> **The task**
In this exercise, print only the lines from the line with "Read all visible content and emit it as JSON." to the last line of the data below, inclusive. Any pictures should be left out.

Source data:

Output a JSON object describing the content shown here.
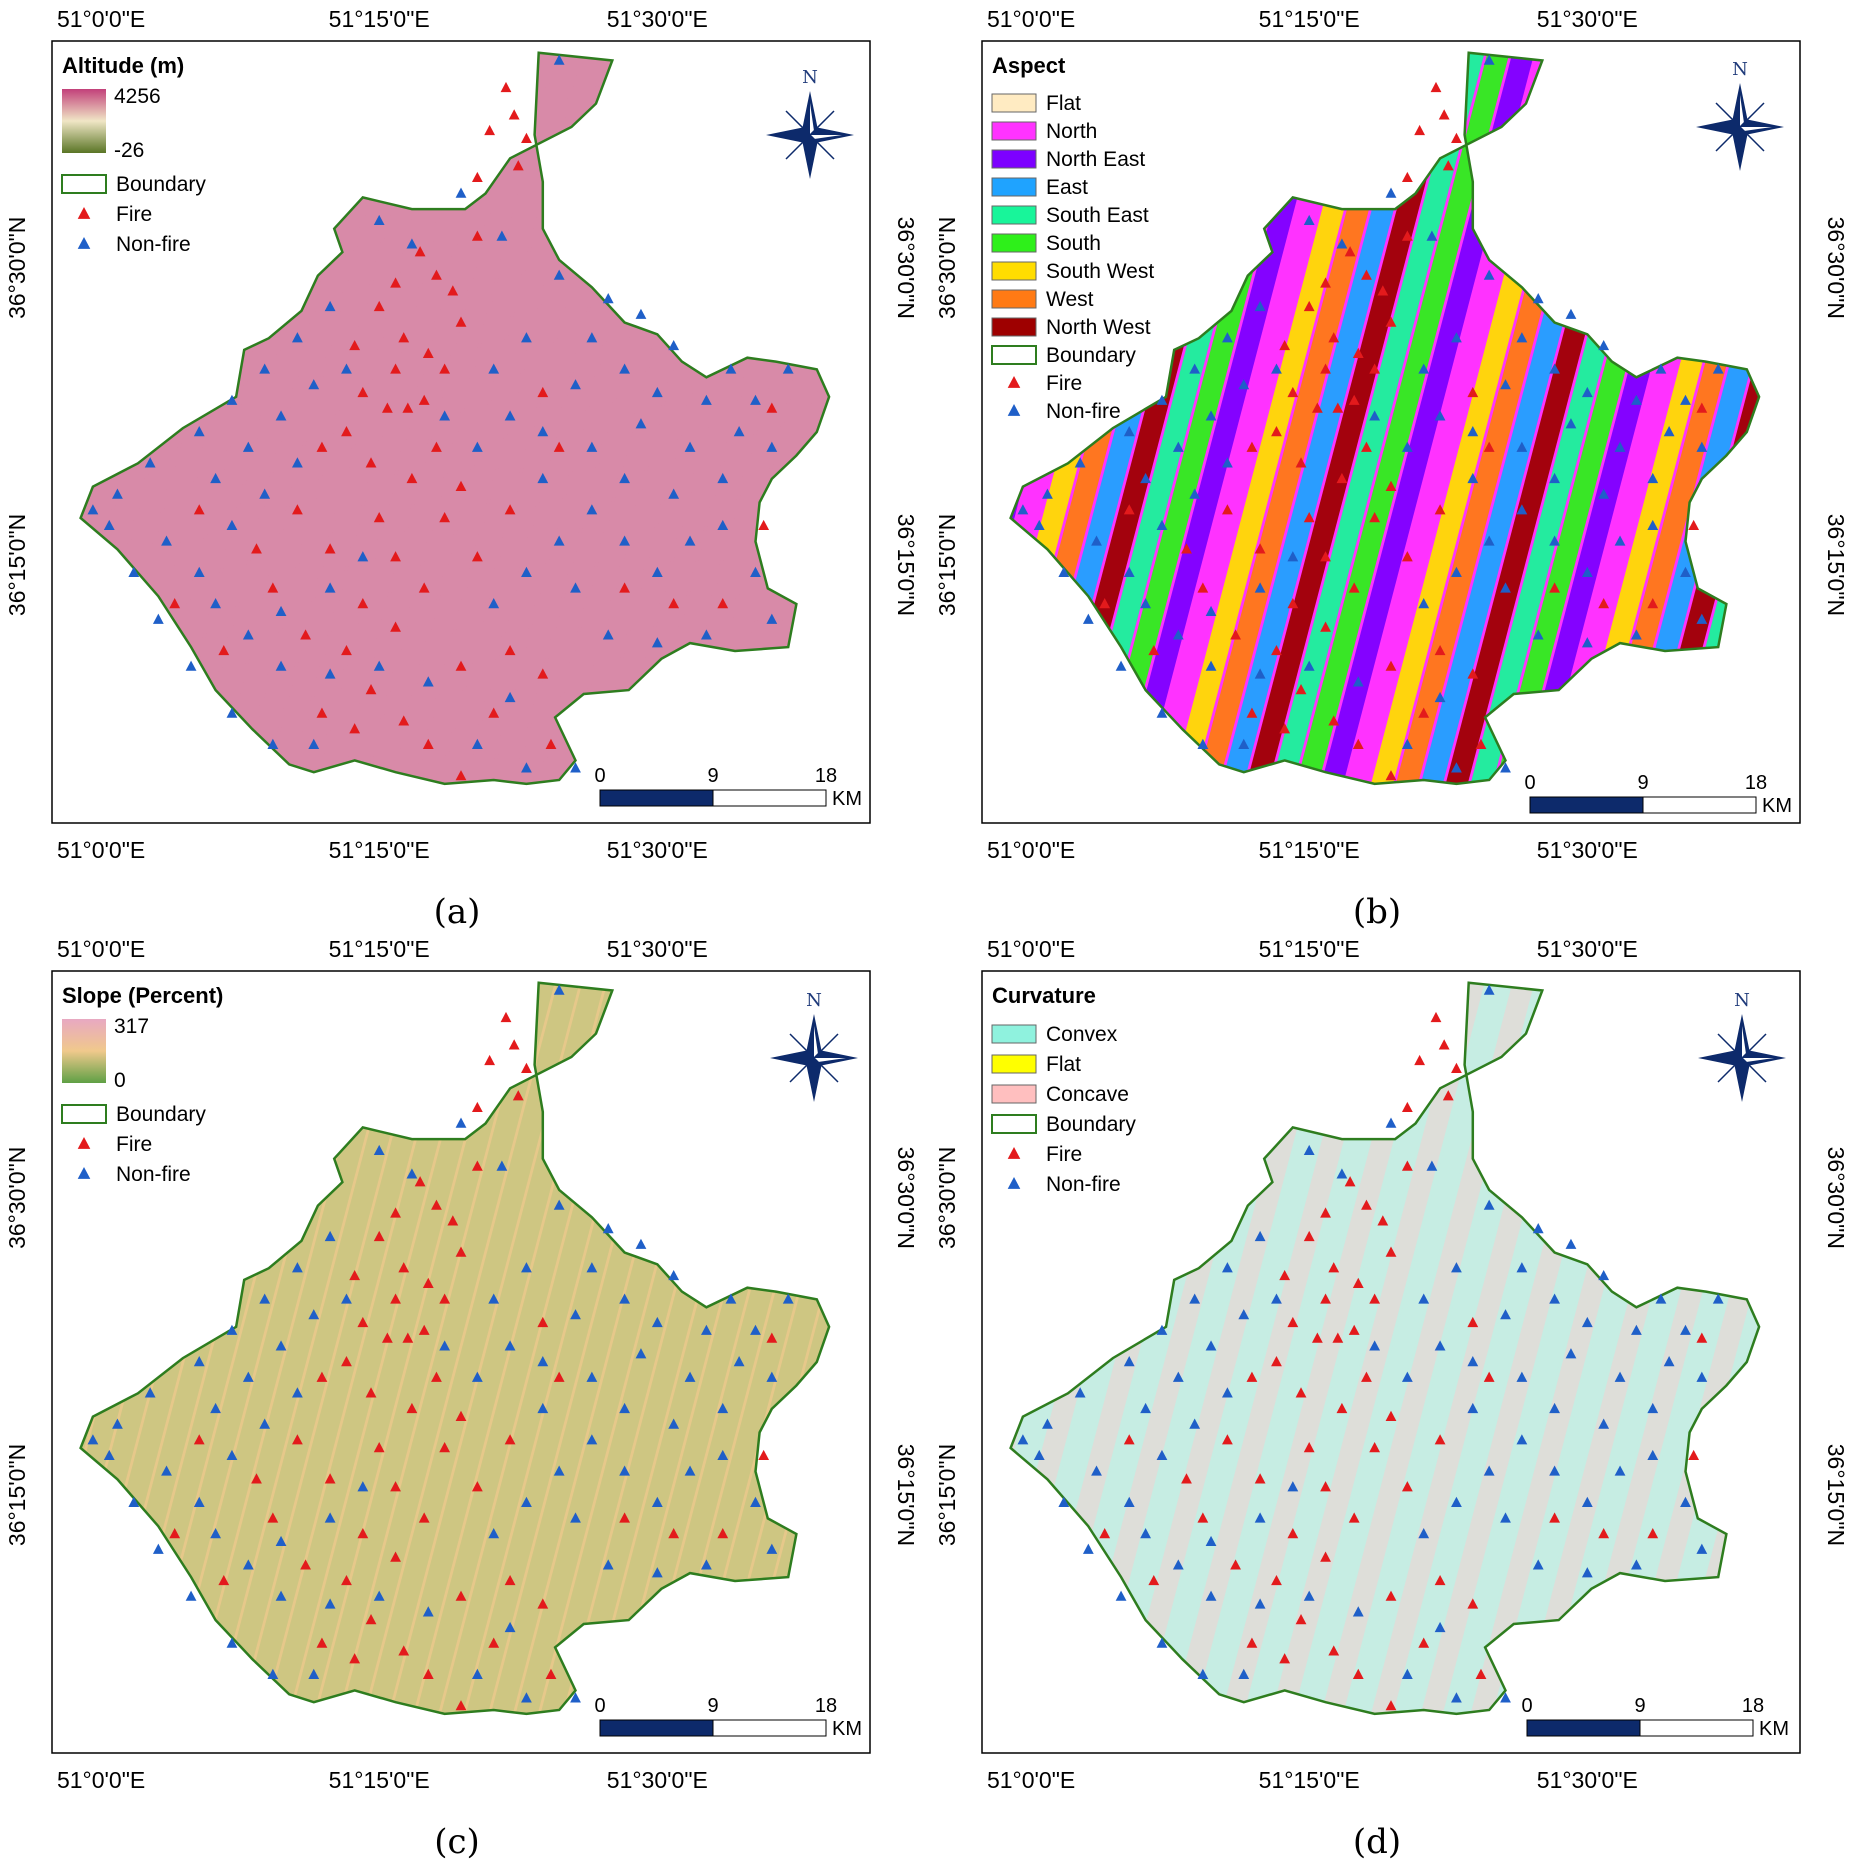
{
  "panels": [
    {
      "id": "a",
      "caption": "(a)",
      "legend_title": "Altitude (m)",
      "legend_type": "ramp",
      "ramp_max": "4256",
      "ramp_min": "-26",
      "ramp_colors": [
        "#c2407a",
        "#f0e6c6",
        "#5a7526"
      ],
      "items": [
        {
          "label": "Boundary",
          "kind": "boundary"
        },
        {
          "label": "Fire",
          "kind": "fire"
        },
        {
          "label": "Non-fire",
          "kind": "nonfire"
        }
      ],
      "fill_colors": [
        "#d88aa8",
        "#e9dcb4",
        "#b7b572"
      ],
      "scale_labels": [
        "0",
        "9",
        "18"
      ],
      "scale_unit": "KM"
    },
    {
      "id": "b",
      "caption": "(b)",
      "legend_title": "Aspect",
      "legend_type": "classes",
      "items": [
        {
          "label": "Flat",
          "kind": "swatch",
          "color": "#ffebc2"
        },
        {
          "label": "North",
          "kind": "swatch",
          "color": "#ff33ff"
        },
        {
          "label": "North East",
          "kind": "swatch",
          "color": "#7d00ff"
        },
        {
          "label": "East",
          "kind": "swatch",
          "color": "#1fa3ff"
        },
        {
          "label": "South East",
          "kind": "swatch",
          "color": "#18f59a"
        },
        {
          "label": "South",
          "kind": "swatch",
          "color": "#2ef01a"
        },
        {
          "label": "South West",
          "kind": "swatch",
          "color": "#ffdd00"
        },
        {
          "label": "West",
          "kind": "swatch",
          "color": "#ff7a14"
        },
        {
          "label": "North West",
          "kind": "swatch",
          "color": "#9e0000"
        },
        {
          "label": "Boundary",
          "kind": "boundary"
        },
        {
          "label": "Fire",
          "kind": "fire"
        },
        {
          "label": "Non-fire",
          "kind": "nonfire"
        }
      ],
      "fill_colors": [
        "#ff33ff",
        "#1fa3ff",
        "#2ef01a",
        "#ffdd00",
        "#9e0000",
        "#7d00ff",
        "#ff7a14",
        "#18f59a"
      ],
      "scale_labels": [
        "0",
        "9",
        "18"
      ],
      "scale_unit": "KM"
    },
    {
      "id": "c",
      "caption": "(c)",
      "legend_title": "Slope (Percent)",
      "legend_type": "ramp",
      "ramp_max": "317",
      "ramp_min": "0",
      "ramp_colors": [
        "#e8a8c2",
        "#f0c98c",
        "#5fa045"
      ],
      "items": [
        {
          "label": "Boundary",
          "kind": "boundary"
        },
        {
          "label": "Fire",
          "kind": "fire"
        },
        {
          "label": "Non-fire",
          "kind": "nonfire"
        }
      ],
      "fill_colors": [
        "#e6c88a",
        "#d9a27e",
        "#b9c47c"
      ],
      "scale_labels": [
        "0",
        "9",
        "18"
      ],
      "scale_unit": "KM"
    },
    {
      "id": "d",
      "caption": "(d)",
      "legend_title": "Curvature",
      "legend_type": "classes",
      "items": [
        {
          "label": "Convex",
          "kind": "swatch",
          "color": "#8ff2de"
        },
        {
          "label": "Flat",
          "kind": "swatch",
          "color": "#ffff00"
        },
        {
          "label": "Concave",
          "kind": "swatch",
          "color": "#ffbfbf"
        },
        {
          "label": "Boundary",
          "kind": "boundary"
        },
        {
          "label": "Fire",
          "kind": "fire"
        },
        {
          "label": "Non-fire",
          "kind": "nonfire"
        }
      ],
      "fill_colors": [
        "#c6ede3",
        "#f3d2d2"
      ],
      "scale_labels": [
        "0",
        "9",
        "18"
      ],
      "scale_unit": "KM"
    }
  ],
  "lon_labels": [
    "51°0'0\"E",
    "51°15'0\"E",
    "51°30'0\"E"
  ],
  "lat_labels": [
    "36°30'0\"N",
    "36°15'0\"N"
  ],
  "north_label": "N",
  "colors": {
    "boundary": "#2e7d1f",
    "fire": "#e31a1c",
    "nonfire": "#1f5fc8",
    "scalebar": "#0d2a6b",
    "north_arrow": "#0d2a6b"
  }
}
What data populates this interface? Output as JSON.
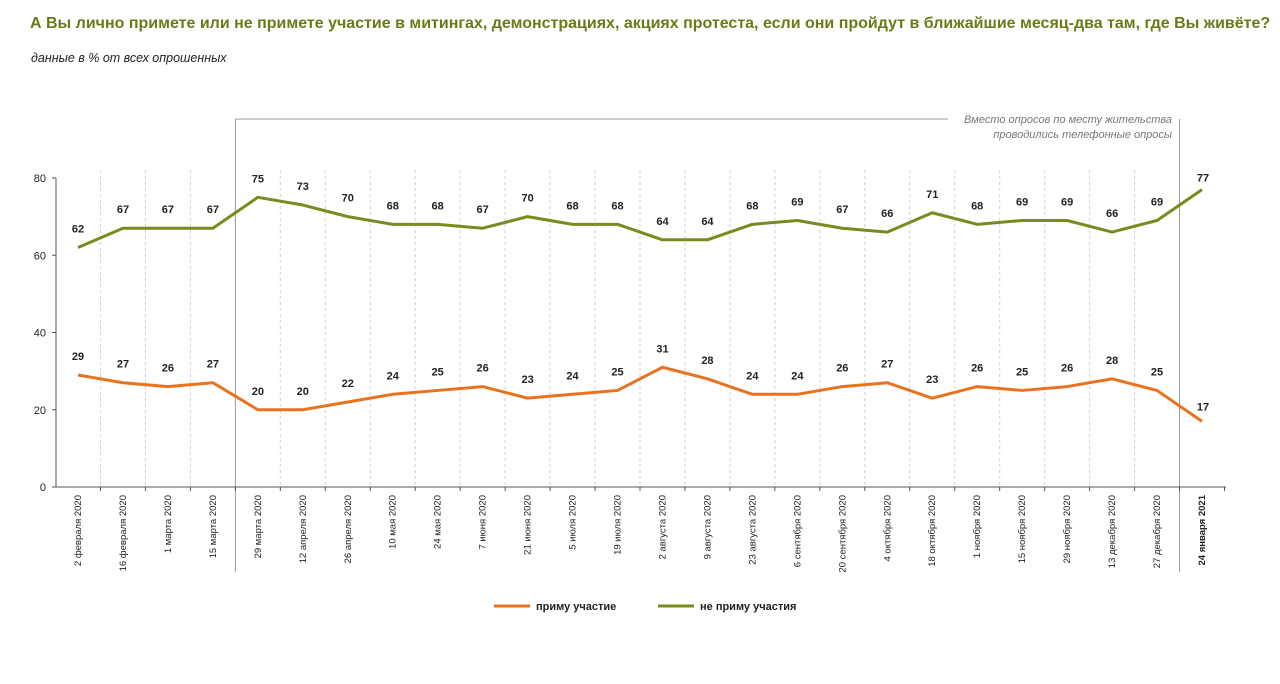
{
  "header": {
    "title": "А Вы лично примете или не примете участие в митингах, демонстрациях, акциях протеста, если они пройдут в ближайшие месяц-два там, где Вы живёте?",
    "subtitle": "данные в % от всех опрошенных"
  },
  "note": {
    "line1": "Вместо опросов по месту жительства",
    "line2": "проводились телефонные опросы"
  },
  "colors": {
    "take_part": "#e8731f",
    "not_take_part": "#7a8a1e",
    "title": "#6b7a16"
  },
  "chart_data": {
    "type": "line",
    "title": "А Вы лично примете или не примете участие в митингах, демонстрациях, акциях протеста, если они пройдут в ближайшие месяц-два там, где Вы живёте?",
    "subtitle": "данные в % от всех опрошенных",
    "categories": [
      "2 февраля 2020",
      "16 февраля 2020",
      "1 марта 2020",
      "15 марта 2020",
      "29 марта 2020",
      "12 апреля 2020",
      "26 апреля 2020",
      "10 мая 2020",
      "24 мая 2020",
      "7 июня 2020",
      "21 июня 2020",
      "5 июля 2020",
      "19 июля 2020",
      "2 августа 2020",
      "9 августа 2020",
      "23 августа 2020",
      "6 сентября 2020",
      "20 сентября 2020",
      "4 октября 2020",
      "18 октября 2020",
      "1 ноября 2020",
      "15 ноября 2020",
      "29 ноября 2020",
      "13 декабря 2020",
      "27 декабря 2020",
      "24 января 2021"
    ],
    "series": [
      {
        "name": "приму участие",
        "color": "#e8731f",
        "values": [
          29,
          27,
          26,
          27,
          20,
          20,
          22,
          24,
          25,
          26,
          23,
          24,
          25,
          31,
          28,
          24,
          24,
          26,
          27,
          23,
          26,
          25,
          26,
          28,
          25,
          17
        ]
      },
      {
        "name": "не приму участия",
        "color": "#7a8a1e",
        "values": [
          62,
          67,
          67,
          67,
          75,
          73,
          70,
          68,
          68,
          67,
          70,
          68,
          68,
          64,
          64,
          68,
          69,
          67,
          66,
          71,
          68,
          69,
          69,
          66,
          69,
          77
        ]
      }
    ],
    "yticks": [
      0,
      20,
      40,
      60,
      80
    ],
    "ylim": [
      0,
      80
    ],
    "grid": "vertical dashed",
    "legend_position": "bottom-center"
  }
}
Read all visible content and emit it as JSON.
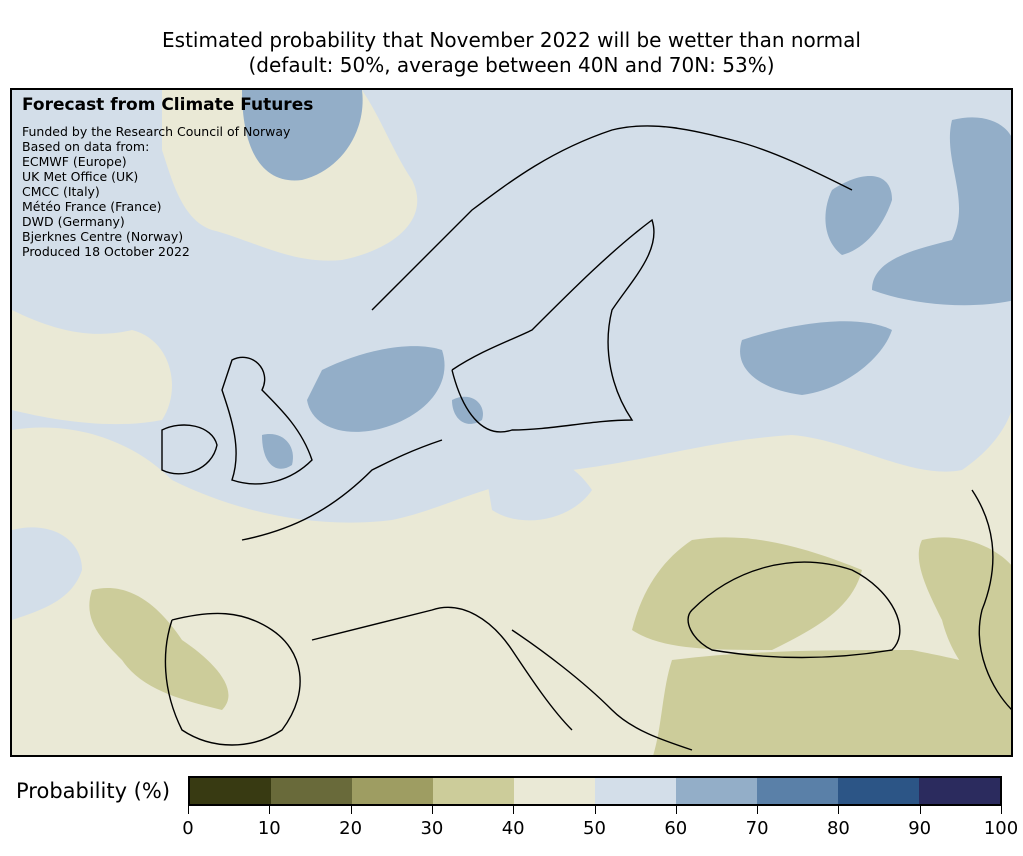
{
  "title": {
    "line1": "Estimated probability that November 2022 will be wetter than normal",
    "line2": "(default: 50%, average between 40N and 70N: 53%)"
  },
  "credits": {
    "heading": "Forecast from Climate Futures",
    "lines": [
      "Funded by the Research Council of Norway",
      "Based on data from:",
      "ECMWF (Europe)",
      "UK Met Office (UK)",
      "CMCC (Italy)",
      "Météo France (France)",
      "DWD (Germany)",
      "Bjerknes Centre (Norway)",
      "Produced 18 October 2022"
    ]
  },
  "colorbar": {
    "label": "Probability (%)",
    "ticks": [
      "0",
      "10",
      "20",
      "30",
      "40",
      "50",
      "60",
      "70",
      "80",
      "90",
      "100"
    ],
    "bins": [
      {
        "range": [
          0,
          10
        ],
        "color": "#383a12"
      },
      {
        "range": [
          10,
          20
        ],
        "color": "#696a3a"
      },
      {
        "range": [
          20,
          30
        ],
        "color": "#9e9d62"
      },
      {
        "range": [
          30,
          40
        ],
        "color": "#cccc9a"
      },
      {
        "range": [
          40,
          50
        ],
        "color": "#eae9d6"
      },
      {
        "range": [
          50,
          60
        ],
        "color": "#d3dee9"
      },
      {
        "range": [
          60,
          70
        ],
        "color": "#93aec8"
      },
      {
        "range": [
          70,
          80
        ],
        "color": "#5a80a8"
      },
      {
        "range": [
          80,
          90
        ],
        "color": "#2c5586"
      },
      {
        "range": [
          90,
          100
        ],
        "color": "#2b2b5e"
      }
    ]
  },
  "map": {
    "region": "Europe",
    "default_probability": 50,
    "average_40N_70N": 53
  }
}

> **Solution to this problem**
Read all visible content and emit it as JSON.
{
  "title": {
    "line1": "Estimated probability that November 2022 will be wetter than normal",
    "line2": "(default: 50%, average between 40N and 70N: 53%)"
  },
  "credits": {
    "heading": "Forecast from Climate Futures",
    "lines": [
      "Funded by the Research Council of Norway",
      "Based on data from:",
      "ECMWF (Europe)",
      "UK Met Office (UK)",
      "CMCC (Italy)",
      "Météo France (France)",
      "DWD (Germany)",
      "Bjerknes Centre (Norway)",
      "Produced 18 October 2022"
    ]
  },
  "colorbar": {
    "label": "Probability (%)",
    "ticks": [
      "0",
      "10",
      "20",
      "30",
      "40",
      "50",
      "60",
      "70",
      "80",
      "90",
      "100"
    ],
    "bins": [
      {
        "range": [
          0,
          10
        ],
        "color": "#383a12"
      },
      {
        "range": [
          10,
          20
        ],
        "color": "#696a3a"
      },
      {
        "range": [
          20,
          30
        ],
        "color": "#9e9d62"
      },
      {
        "range": [
          30,
          40
        ],
        "color": "#cccc9a"
      },
      {
        "range": [
          40,
          50
        ],
        "color": "#eae9d6"
      },
      {
        "range": [
          50,
          60
        ],
        "color": "#d3dee9"
      },
      {
        "range": [
          60,
          70
        ],
        "color": "#93aec8"
      },
      {
        "range": [
          70,
          80
        ],
        "color": "#5a80a8"
      },
      {
        "range": [
          80,
          90
        ],
        "color": "#2c5586"
      },
      {
        "range": [
          90,
          100
        ],
        "color": "#2b2b5e"
      }
    ]
  },
  "map": {
    "region": "Europe",
    "default_probability": 50,
    "average_40N_70N": 53
  }
}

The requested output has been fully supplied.